What to do:
Output all records precisely as written.

>>

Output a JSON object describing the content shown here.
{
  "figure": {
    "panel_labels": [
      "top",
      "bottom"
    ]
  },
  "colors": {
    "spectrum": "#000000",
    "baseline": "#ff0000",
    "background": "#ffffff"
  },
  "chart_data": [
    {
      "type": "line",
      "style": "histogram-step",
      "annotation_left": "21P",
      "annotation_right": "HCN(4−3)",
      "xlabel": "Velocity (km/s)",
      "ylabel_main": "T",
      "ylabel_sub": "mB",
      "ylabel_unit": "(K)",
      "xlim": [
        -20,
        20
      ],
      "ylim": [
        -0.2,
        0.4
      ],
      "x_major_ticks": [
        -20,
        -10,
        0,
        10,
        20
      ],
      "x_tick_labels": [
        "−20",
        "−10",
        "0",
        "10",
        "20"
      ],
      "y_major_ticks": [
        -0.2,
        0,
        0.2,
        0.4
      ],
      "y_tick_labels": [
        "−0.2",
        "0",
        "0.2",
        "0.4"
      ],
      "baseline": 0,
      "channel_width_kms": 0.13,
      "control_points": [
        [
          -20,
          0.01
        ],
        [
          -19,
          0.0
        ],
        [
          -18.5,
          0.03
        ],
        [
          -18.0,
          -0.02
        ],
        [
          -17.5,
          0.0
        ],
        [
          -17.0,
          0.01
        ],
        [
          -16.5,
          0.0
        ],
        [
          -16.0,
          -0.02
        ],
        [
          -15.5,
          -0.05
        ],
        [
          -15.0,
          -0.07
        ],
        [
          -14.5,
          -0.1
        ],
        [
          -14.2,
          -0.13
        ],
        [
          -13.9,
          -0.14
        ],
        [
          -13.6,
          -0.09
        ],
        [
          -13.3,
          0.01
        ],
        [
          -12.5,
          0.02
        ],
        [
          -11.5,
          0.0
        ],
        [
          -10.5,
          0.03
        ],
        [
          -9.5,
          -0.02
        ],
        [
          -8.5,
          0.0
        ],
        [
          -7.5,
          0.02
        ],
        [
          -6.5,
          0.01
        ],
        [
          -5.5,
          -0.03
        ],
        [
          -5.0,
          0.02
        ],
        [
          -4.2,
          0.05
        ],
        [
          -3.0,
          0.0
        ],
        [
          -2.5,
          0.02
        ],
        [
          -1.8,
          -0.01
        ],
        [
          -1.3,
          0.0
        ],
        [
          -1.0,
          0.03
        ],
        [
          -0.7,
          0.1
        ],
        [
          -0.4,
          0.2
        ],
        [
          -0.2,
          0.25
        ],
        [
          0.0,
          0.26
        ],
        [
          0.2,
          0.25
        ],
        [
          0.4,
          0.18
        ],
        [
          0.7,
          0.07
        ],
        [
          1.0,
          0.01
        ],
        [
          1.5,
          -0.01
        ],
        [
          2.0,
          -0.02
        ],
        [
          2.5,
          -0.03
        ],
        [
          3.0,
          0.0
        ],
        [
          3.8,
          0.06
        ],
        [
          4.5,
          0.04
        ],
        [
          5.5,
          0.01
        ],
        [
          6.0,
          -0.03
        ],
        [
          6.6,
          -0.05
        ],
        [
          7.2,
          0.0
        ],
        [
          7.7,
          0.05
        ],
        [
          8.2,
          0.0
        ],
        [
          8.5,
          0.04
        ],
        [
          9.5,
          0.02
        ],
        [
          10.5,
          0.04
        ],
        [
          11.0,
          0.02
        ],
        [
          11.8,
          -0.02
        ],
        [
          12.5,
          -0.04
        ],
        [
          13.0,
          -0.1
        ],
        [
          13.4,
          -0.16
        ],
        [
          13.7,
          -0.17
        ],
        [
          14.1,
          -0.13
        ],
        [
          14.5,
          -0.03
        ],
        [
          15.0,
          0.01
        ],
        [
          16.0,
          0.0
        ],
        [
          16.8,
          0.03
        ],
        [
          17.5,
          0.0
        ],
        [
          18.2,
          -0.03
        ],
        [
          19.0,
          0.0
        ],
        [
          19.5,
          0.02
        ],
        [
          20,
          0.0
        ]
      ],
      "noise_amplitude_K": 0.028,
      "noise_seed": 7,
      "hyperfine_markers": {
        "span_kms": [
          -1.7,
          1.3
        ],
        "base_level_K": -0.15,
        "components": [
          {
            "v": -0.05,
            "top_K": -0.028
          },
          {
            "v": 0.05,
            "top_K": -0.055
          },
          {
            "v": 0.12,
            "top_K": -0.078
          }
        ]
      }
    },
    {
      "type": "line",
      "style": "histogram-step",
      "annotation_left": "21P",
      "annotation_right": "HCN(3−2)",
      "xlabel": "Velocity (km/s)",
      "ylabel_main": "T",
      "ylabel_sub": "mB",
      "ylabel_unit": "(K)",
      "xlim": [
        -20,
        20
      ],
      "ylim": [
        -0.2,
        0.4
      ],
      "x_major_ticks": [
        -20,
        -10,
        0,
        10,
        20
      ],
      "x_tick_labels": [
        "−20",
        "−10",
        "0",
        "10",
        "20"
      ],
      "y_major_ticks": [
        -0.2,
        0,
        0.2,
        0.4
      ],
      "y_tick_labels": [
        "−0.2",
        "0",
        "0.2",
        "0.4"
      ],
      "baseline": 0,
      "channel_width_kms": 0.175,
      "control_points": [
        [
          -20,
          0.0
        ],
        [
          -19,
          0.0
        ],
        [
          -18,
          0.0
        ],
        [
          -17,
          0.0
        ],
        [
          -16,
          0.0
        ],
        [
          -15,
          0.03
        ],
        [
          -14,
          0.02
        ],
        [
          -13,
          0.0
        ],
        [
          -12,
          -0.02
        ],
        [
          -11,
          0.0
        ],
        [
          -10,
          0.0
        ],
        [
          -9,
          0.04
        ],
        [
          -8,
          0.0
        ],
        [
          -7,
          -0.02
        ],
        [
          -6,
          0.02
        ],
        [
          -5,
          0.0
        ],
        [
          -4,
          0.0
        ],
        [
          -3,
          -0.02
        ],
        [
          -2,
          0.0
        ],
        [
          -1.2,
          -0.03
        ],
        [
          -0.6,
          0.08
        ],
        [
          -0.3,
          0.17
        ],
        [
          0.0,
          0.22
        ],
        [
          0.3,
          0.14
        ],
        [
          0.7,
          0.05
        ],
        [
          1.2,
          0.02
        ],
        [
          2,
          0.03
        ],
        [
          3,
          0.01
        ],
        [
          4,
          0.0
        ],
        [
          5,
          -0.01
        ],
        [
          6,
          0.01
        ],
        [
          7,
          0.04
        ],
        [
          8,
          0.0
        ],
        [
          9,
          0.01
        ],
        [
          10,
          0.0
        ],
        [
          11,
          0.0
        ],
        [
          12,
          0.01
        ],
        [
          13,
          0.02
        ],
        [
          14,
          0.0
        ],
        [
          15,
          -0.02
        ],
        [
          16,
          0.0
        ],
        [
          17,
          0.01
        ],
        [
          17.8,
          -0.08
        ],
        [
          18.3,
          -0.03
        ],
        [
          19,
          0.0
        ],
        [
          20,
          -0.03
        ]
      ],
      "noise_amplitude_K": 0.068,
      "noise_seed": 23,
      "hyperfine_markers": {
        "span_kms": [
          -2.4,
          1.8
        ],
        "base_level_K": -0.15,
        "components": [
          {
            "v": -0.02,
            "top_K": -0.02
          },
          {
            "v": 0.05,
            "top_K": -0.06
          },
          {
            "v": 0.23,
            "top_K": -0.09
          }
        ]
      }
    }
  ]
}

<<

Full output:
Output a JSON object describing the content shown here.
{
  "figure": {
    "panel_labels": [
      "top",
      "bottom"
    ]
  },
  "colors": {
    "spectrum": "#000000",
    "baseline": "#ff0000",
    "background": "#ffffff"
  },
  "chart_data": [
    {
      "type": "line",
      "style": "histogram-step",
      "annotation_left": "21P",
      "annotation_right": "HCN(4−3)",
      "xlabel": "Velocity (km/s)",
      "ylabel_main": "T",
      "ylabel_sub": "mB",
      "ylabel_unit": "(K)",
      "xlim": [
        -20,
        20
      ],
      "ylim": [
        -0.2,
        0.4
      ],
      "x_major_ticks": [
        -20,
        -10,
        0,
        10,
        20
      ],
      "x_tick_labels": [
        "−20",
        "−10",
        "0",
        "10",
        "20"
      ],
      "y_major_ticks": [
        -0.2,
        0,
        0.2,
        0.4
      ],
      "y_tick_labels": [
        "−0.2",
        "0",
        "0.2",
        "0.4"
      ],
      "baseline": 0,
      "channel_width_kms": 0.13,
      "control_points": [
        [
          -20,
          0.01
        ],
        [
          -19,
          0.0
        ],
        [
          -18.5,
          0.03
        ],
        [
          -18.0,
          -0.02
        ],
        [
          -17.5,
          0.0
        ],
        [
          -17.0,
          0.01
        ],
        [
          -16.5,
          0.0
        ],
        [
          -16.0,
          -0.02
        ],
        [
          -15.5,
          -0.05
        ],
        [
          -15.0,
          -0.07
        ],
        [
          -14.5,
          -0.1
        ],
        [
          -14.2,
          -0.13
        ],
        [
          -13.9,
          -0.14
        ],
        [
          -13.6,
          -0.09
        ],
        [
          -13.3,
          0.01
        ],
        [
          -12.5,
          0.02
        ],
        [
          -11.5,
          0.0
        ],
        [
          -10.5,
          0.03
        ],
        [
          -9.5,
          -0.02
        ],
        [
          -8.5,
          0.0
        ],
        [
          -7.5,
          0.02
        ],
        [
          -6.5,
          0.01
        ],
        [
          -5.5,
          -0.03
        ],
        [
          -5.0,
          0.02
        ],
        [
          -4.2,
          0.05
        ],
        [
          -3.0,
          0.0
        ],
        [
          -2.5,
          0.02
        ],
        [
          -1.8,
          -0.01
        ],
        [
          -1.3,
          0.0
        ],
        [
          -1.0,
          0.03
        ],
        [
          -0.7,
          0.1
        ],
        [
          -0.4,
          0.2
        ],
        [
          -0.2,
          0.25
        ],
        [
          0.0,
          0.26
        ],
        [
          0.2,
          0.25
        ],
        [
          0.4,
          0.18
        ],
        [
          0.7,
          0.07
        ],
        [
          1.0,
          0.01
        ],
        [
          1.5,
          -0.01
        ],
        [
          2.0,
          -0.02
        ],
        [
          2.5,
          -0.03
        ],
        [
          3.0,
          0.0
        ],
        [
          3.8,
          0.06
        ],
        [
          4.5,
          0.04
        ],
        [
          5.5,
          0.01
        ],
        [
          6.0,
          -0.03
        ],
        [
          6.6,
          -0.05
        ],
        [
          7.2,
          0.0
        ],
        [
          7.7,
          0.05
        ],
        [
          8.2,
          0.0
        ],
        [
          8.5,
          0.04
        ],
        [
          9.5,
          0.02
        ],
        [
          10.5,
          0.04
        ],
        [
          11.0,
          0.02
        ],
        [
          11.8,
          -0.02
        ],
        [
          12.5,
          -0.04
        ],
        [
          13.0,
          -0.1
        ],
        [
          13.4,
          -0.16
        ],
        [
          13.7,
          -0.17
        ],
        [
          14.1,
          -0.13
        ],
        [
          14.5,
          -0.03
        ],
        [
          15.0,
          0.01
        ],
        [
          16.0,
          0.0
        ],
        [
          16.8,
          0.03
        ],
        [
          17.5,
          0.0
        ],
        [
          18.2,
          -0.03
        ],
        [
          19.0,
          0.0
        ],
        [
          19.5,
          0.02
        ],
        [
          20,
          0.0
        ]
      ],
      "noise_amplitude_K": 0.028,
      "noise_seed": 7,
      "hyperfine_markers": {
        "span_kms": [
          -1.7,
          1.3
        ],
        "base_level_K": -0.15,
        "components": [
          {
            "v": -0.05,
            "top_K": -0.028
          },
          {
            "v": 0.05,
            "top_K": -0.055
          },
          {
            "v": 0.12,
            "top_K": -0.078
          }
        ]
      }
    },
    {
      "type": "line",
      "style": "histogram-step",
      "annotation_left": "21P",
      "annotation_right": "HCN(3−2)",
      "xlabel": "Velocity (km/s)",
      "ylabel_main": "T",
      "ylabel_sub": "mB",
      "ylabel_unit": "(K)",
      "xlim": [
        -20,
        20
      ],
      "ylim": [
        -0.2,
        0.4
      ],
      "x_major_ticks": [
        -20,
        -10,
        0,
        10,
        20
      ],
      "x_tick_labels": [
        "−20",
        "−10",
        "0",
        "10",
        "20"
      ],
      "y_major_ticks": [
        -0.2,
        0,
        0.2,
        0.4
      ],
      "y_tick_labels": [
        "−0.2",
        "0",
        "0.2",
        "0.4"
      ],
      "baseline": 0,
      "channel_width_kms": 0.175,
      "control_points": [
        [
          -20,
          0.0
        ],
        [
          -19,
          0.0
        ],
        [
          -18,
          0.0
        ],
        [
          -17,
          0.0
        ],
        [
          -16,
          0.0
        ],
        [
          -15,
          0.03
        ],
        [
          -14,
          0.02
        ],
        [
          -13,
          0.0
        ],
        [
          -12,
          -0.02
        ],
        [
          -11,
          0.0
        ],
        [
          -10,
          0.0
        ],
        [
          -9,
          0.04
        ],
        [
          -8,
          0.0
        ],
        [
          -7,
          -0.02
        ],
        [
          -6,
          0.02
        ],
        [
          -5,
          0.0
        ],
        [
          -4,
          0.0
        ],
        [
          -3,
          -0.02
        ],
        [
          -2,
          0.0
        ],
        [
          -1.2,
          -0.03
        ],
        [
          -0.6,
          0.08
        ],
        [
          -0.3,
          0.17
        ],
        [
          0.0,
          0.22
        ],
        [
          0.3,
          0.14
        ],
        [
          0.7,
          0.05
        ],
        [
          1.2,
          0.02
        ],
        [
          2,
          0.03
        ],
        [
          3,
          0.01
        ],
        [
          4,
          0.0
        ],
        [
          5,
          -0.01
        ],
        [
          6,
          0.01
        ],
        [
          7,
          0.04
        ],
        [
          8,
          0.0
        ],
        [
          9,
          0.01
        ],
        [
          10,
          0.0
        ],
        [
          11,
          0.0
        ],
        [
          12,
          0.01
        ],
        [
          13,
          0.02
        ],
        [
          14,
          0.0
        ],
        [
          15,
          -0.02
        ],
        [
          16,
          0.0
        ],
        [
          17,
          0.01
        ],
        [
          17.8,
          -0.08
        ],
        [
          18.3,
          -0.03
        ],
        [
          19,
          0.0
        ],
        [
          20,
          -0.03
        ]
      ],
      "noise_amplitude_K": 0.068,
      "noise_seed": 23,
      "hyperfine_markers": {
        "span_kms": [
          -2.4,
          1.8
        ],
        "base_level_K": -0.15,
        "components": [
          {
            "v": -0.02,
            "top_K": -0.02
          },
          {
            "v": 0.05,
            "top_K": -0.06
          },
          {
            "v": 0.23,
            "top_K": -0.09
          }
        ]
      }
    }
  ]
}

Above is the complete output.